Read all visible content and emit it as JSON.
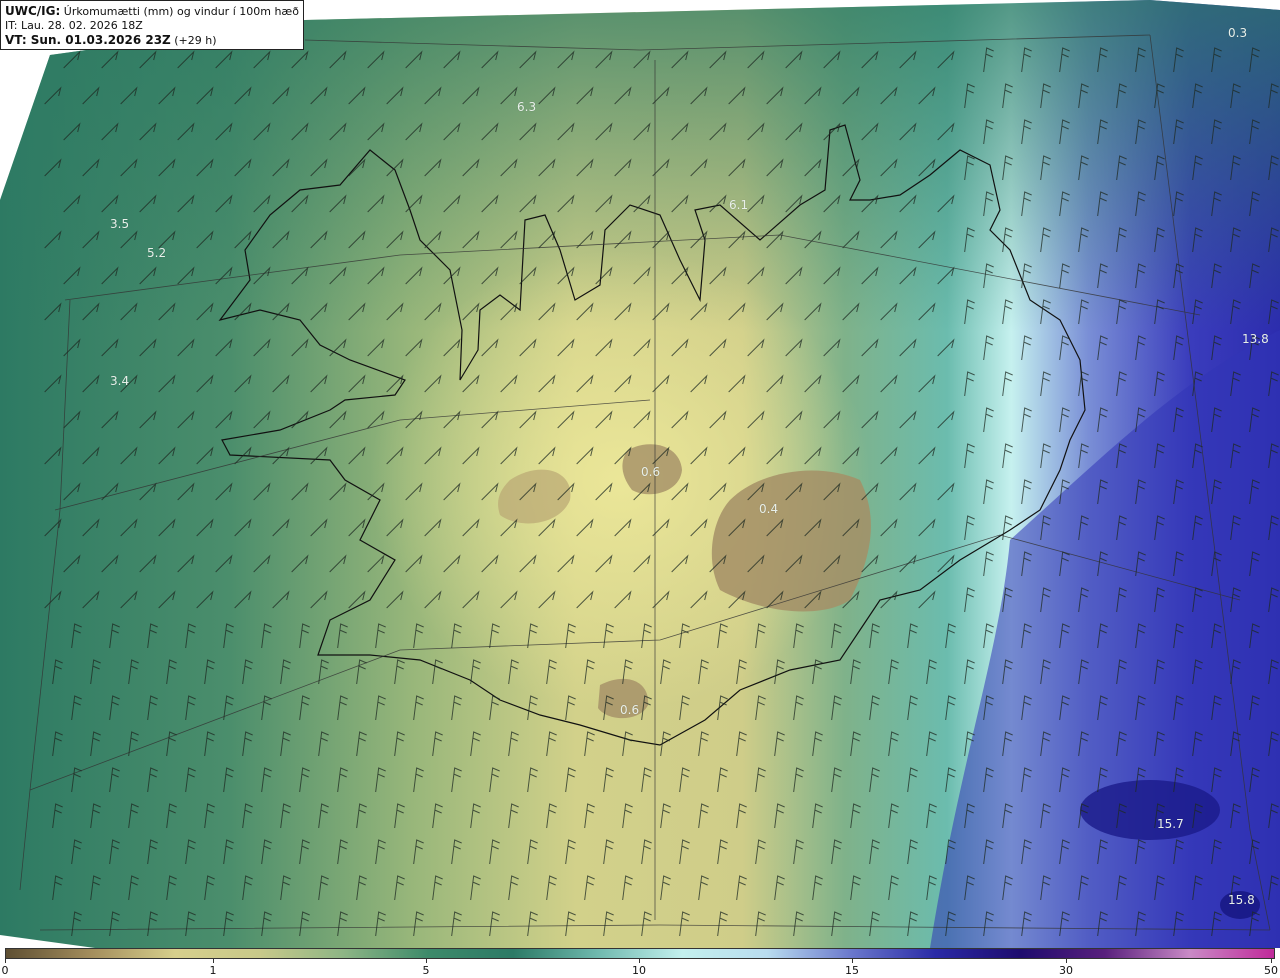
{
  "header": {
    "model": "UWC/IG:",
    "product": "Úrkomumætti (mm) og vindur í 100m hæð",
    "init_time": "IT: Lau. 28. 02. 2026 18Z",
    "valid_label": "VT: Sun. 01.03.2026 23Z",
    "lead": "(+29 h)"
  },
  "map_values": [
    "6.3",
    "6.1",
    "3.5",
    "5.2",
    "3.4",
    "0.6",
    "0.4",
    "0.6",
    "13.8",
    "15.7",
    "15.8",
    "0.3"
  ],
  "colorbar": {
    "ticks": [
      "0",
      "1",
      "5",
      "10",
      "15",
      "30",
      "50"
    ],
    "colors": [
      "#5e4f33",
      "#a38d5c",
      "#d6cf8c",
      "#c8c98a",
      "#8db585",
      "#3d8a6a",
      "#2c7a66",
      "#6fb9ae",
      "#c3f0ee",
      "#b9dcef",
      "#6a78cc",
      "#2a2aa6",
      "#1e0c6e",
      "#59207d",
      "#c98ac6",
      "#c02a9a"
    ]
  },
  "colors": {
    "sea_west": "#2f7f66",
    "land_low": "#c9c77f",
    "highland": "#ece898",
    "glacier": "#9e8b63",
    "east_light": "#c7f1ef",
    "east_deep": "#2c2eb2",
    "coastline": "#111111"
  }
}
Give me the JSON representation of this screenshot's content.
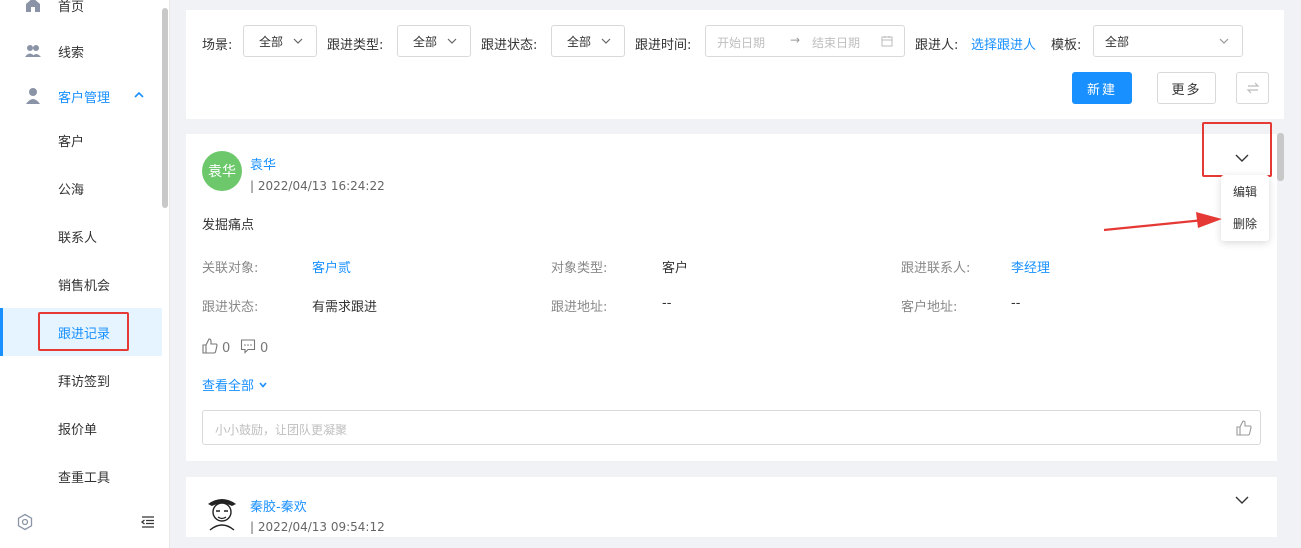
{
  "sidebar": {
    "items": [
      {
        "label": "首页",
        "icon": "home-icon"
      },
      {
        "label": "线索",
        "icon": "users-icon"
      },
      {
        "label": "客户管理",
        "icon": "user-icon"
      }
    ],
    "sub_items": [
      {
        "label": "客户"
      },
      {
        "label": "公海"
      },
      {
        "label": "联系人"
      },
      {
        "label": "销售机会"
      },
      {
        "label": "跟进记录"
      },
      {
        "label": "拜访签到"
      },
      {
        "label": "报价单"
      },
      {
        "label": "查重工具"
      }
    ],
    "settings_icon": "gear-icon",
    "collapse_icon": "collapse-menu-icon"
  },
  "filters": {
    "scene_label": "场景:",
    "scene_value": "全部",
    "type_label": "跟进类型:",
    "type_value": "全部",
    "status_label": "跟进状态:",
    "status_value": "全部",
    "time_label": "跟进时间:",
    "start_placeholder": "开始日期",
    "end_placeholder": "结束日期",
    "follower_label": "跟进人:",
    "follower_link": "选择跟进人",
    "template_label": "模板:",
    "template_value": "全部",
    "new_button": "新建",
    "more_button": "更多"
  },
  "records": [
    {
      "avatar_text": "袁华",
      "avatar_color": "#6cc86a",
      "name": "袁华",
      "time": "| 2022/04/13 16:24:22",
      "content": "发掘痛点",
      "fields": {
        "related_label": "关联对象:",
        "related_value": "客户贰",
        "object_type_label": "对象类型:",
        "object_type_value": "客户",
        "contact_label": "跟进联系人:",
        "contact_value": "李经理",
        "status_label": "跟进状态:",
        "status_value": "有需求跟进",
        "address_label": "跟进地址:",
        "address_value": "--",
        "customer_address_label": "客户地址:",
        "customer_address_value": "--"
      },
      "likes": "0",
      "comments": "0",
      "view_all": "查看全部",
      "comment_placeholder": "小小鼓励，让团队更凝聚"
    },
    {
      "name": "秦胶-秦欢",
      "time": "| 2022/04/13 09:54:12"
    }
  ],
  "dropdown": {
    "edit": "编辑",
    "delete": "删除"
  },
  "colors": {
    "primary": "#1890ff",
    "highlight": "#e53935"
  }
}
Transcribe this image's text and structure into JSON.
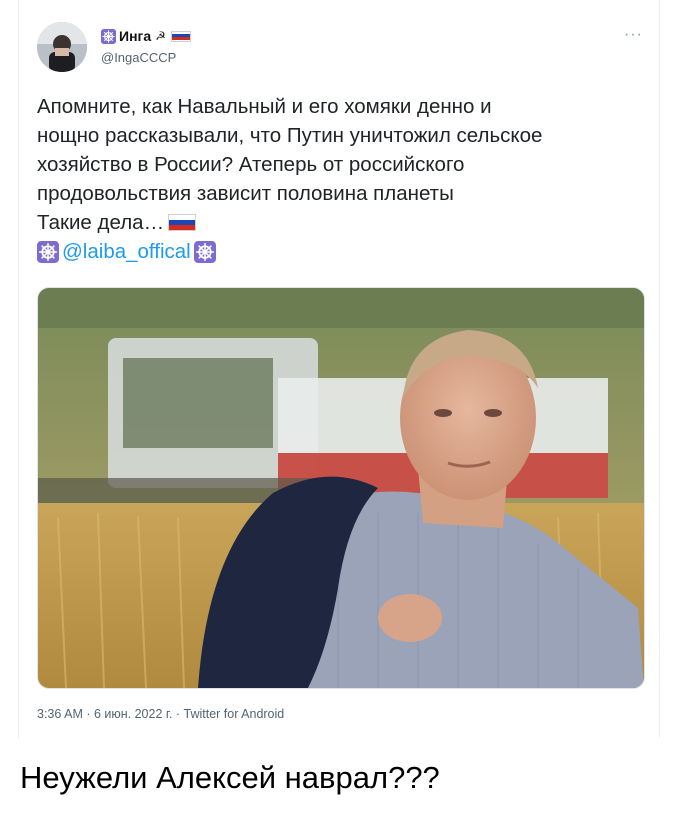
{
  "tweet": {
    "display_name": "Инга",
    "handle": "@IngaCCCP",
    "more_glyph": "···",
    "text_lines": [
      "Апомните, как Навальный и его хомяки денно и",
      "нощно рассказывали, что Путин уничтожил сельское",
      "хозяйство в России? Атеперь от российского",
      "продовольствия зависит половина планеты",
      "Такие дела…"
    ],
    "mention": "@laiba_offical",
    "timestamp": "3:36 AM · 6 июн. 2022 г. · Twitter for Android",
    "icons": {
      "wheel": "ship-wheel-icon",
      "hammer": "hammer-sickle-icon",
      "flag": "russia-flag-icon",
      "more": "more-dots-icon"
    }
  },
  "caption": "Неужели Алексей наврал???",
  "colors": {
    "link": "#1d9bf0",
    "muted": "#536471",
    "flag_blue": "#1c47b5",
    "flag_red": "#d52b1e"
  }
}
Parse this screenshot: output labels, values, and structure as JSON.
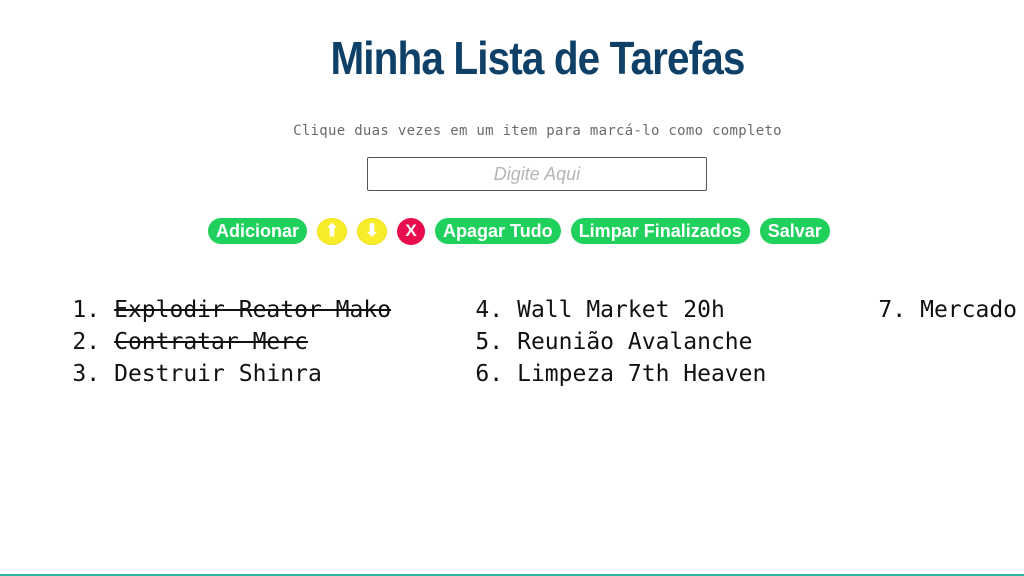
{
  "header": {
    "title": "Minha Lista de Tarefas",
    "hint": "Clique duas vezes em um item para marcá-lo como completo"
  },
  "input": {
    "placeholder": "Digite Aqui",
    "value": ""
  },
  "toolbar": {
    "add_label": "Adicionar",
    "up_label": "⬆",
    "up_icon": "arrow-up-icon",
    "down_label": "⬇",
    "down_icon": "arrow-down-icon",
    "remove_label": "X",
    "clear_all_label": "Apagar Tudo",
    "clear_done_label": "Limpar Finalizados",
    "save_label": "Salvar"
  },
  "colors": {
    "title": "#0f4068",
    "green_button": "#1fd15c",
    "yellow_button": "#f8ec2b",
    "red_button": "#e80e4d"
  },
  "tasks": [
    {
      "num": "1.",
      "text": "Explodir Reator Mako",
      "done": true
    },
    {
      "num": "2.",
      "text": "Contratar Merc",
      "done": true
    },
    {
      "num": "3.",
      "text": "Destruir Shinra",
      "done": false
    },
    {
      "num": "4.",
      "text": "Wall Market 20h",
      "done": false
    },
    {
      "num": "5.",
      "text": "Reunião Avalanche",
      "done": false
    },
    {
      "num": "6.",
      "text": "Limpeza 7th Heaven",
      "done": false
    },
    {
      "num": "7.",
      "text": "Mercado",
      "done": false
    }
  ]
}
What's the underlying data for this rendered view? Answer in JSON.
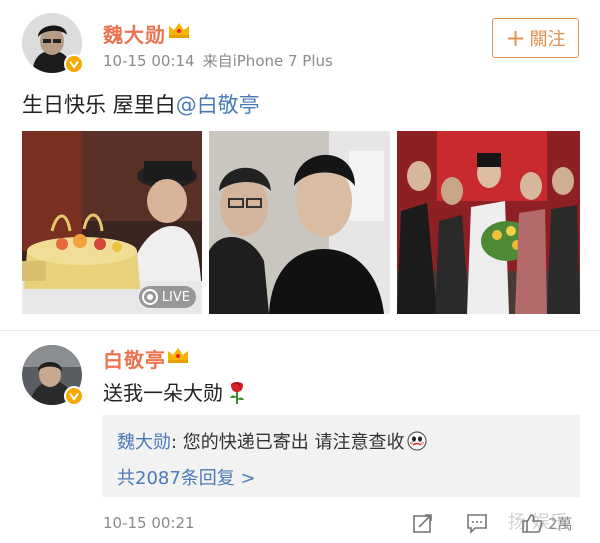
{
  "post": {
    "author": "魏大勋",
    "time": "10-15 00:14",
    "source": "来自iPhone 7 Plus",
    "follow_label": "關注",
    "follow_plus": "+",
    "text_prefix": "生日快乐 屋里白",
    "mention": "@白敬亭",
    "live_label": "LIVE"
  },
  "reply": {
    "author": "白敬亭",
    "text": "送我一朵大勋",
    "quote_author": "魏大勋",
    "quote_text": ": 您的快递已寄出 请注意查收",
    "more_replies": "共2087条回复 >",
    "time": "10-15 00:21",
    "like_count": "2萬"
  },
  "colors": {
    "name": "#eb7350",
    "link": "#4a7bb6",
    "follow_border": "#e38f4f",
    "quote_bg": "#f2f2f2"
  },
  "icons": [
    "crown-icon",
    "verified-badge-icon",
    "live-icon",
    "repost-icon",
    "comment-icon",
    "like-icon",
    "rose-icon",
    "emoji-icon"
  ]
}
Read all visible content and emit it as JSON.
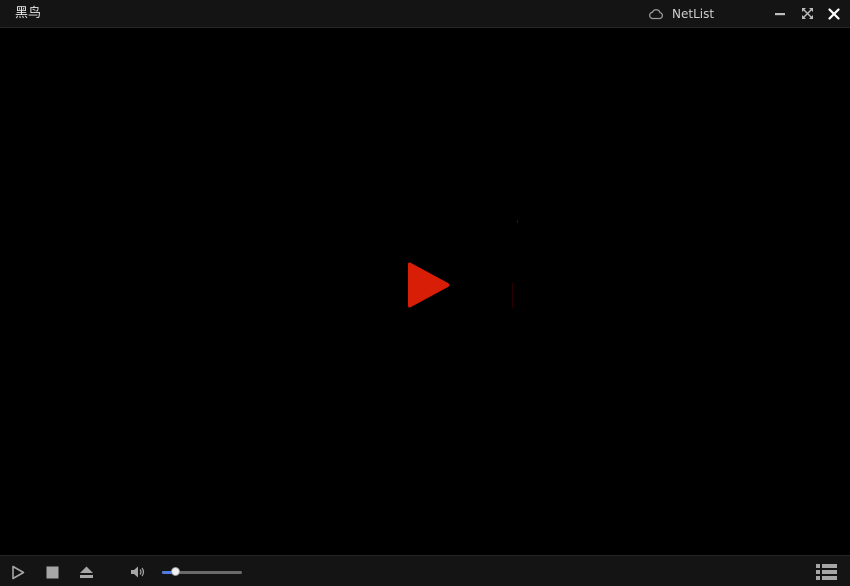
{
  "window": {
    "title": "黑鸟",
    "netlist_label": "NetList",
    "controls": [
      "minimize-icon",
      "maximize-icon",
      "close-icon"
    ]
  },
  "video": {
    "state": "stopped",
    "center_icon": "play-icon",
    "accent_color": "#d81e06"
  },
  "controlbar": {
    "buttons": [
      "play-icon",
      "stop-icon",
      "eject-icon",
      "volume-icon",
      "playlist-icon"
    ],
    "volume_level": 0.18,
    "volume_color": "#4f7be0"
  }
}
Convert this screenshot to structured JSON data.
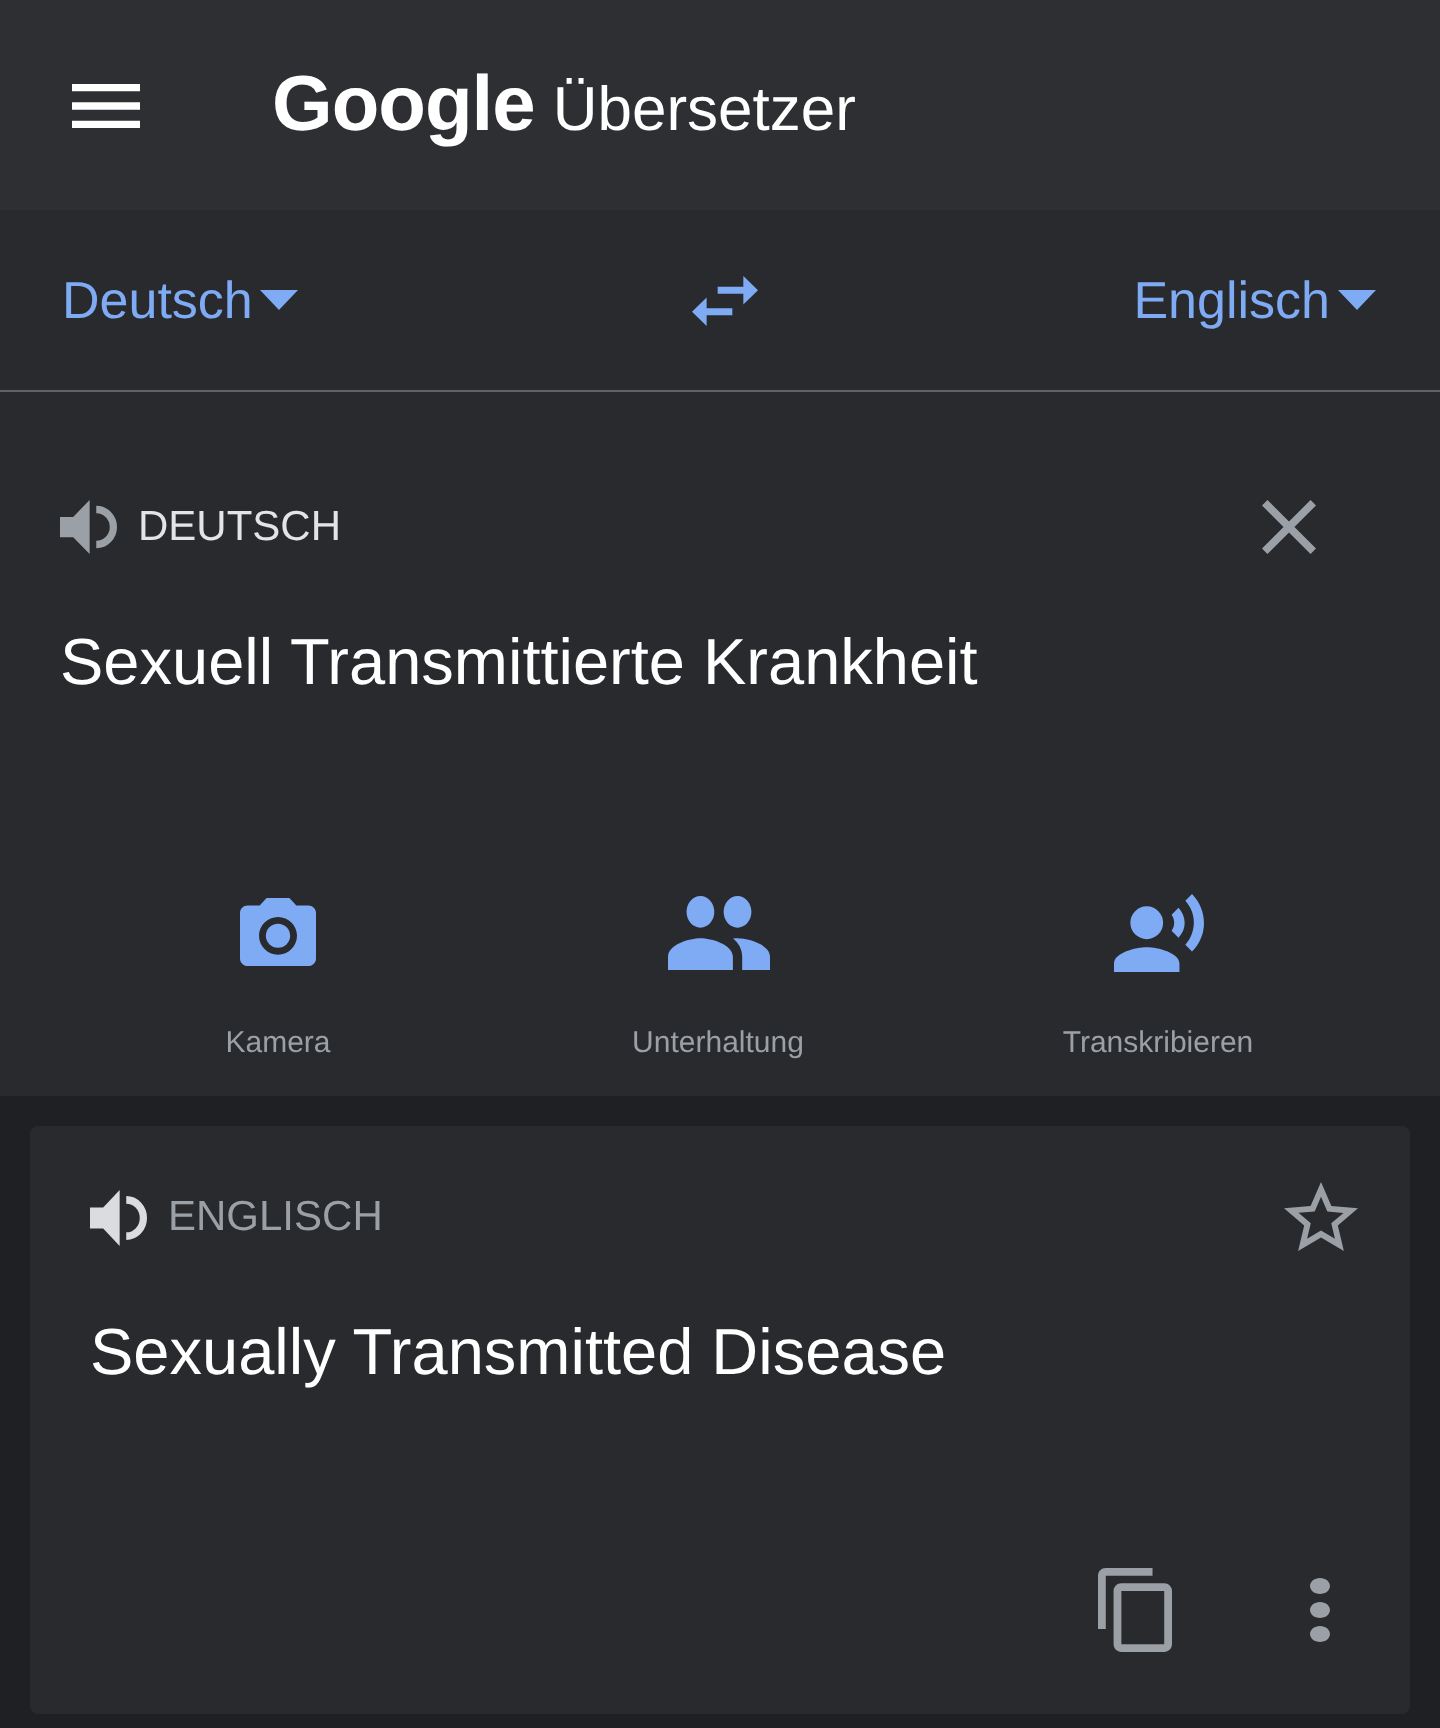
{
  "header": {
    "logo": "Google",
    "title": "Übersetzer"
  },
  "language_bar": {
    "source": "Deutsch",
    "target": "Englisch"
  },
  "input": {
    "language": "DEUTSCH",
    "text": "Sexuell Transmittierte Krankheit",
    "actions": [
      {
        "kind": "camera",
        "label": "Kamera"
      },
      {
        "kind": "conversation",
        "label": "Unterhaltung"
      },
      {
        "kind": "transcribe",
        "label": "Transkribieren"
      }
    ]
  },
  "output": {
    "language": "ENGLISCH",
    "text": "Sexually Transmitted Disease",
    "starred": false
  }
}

★ ★ ★ ★ ★

## Exercise description
Locate the word "kind" in the records and collect each line it appears in.

## Output of the exercise
        "kind": "camera",
        "kind": "conversation",
        "kind": "transcribe",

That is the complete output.